Copy all lines holding the word "正风肃纪" from the entries.

··· Available data

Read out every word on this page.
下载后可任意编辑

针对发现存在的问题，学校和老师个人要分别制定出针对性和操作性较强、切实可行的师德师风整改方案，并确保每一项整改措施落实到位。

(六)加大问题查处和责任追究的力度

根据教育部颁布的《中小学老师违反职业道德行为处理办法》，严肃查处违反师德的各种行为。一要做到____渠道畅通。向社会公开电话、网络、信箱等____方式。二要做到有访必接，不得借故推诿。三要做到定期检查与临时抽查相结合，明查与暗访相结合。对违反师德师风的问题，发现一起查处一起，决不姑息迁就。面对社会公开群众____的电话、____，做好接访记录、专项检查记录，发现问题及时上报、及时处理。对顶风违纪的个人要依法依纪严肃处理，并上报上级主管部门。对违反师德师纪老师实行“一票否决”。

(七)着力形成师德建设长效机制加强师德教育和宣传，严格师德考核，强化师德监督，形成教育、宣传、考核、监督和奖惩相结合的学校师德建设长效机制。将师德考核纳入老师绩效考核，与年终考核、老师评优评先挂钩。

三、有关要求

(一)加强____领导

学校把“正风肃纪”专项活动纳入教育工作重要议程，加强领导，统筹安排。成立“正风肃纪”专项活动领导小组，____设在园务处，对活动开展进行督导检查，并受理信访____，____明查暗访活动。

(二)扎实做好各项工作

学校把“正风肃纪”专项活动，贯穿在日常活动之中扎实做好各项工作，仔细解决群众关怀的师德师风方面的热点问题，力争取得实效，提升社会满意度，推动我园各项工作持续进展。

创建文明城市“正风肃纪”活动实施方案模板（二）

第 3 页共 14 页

······

Full response >>
学校把“正风肃纪”专项活动纳入教育工作重要议程，加强领导，统筹安排。成立“正风肃纪”专项活动领导小组，____设在园务处，对活动开展进行督导检查，并受理信访____，____明查暗访活动。
学校把“正风肃纪”专项活动，贯穿在日常活动之中扎实做好各项工作，仔细解决群众关怀的师德师风方面的热点问题，力争取得实效，提升社会满意度，推动我园各项工作持续进展。
创建文明城市“正风肃纪”活动实施方案模板（二）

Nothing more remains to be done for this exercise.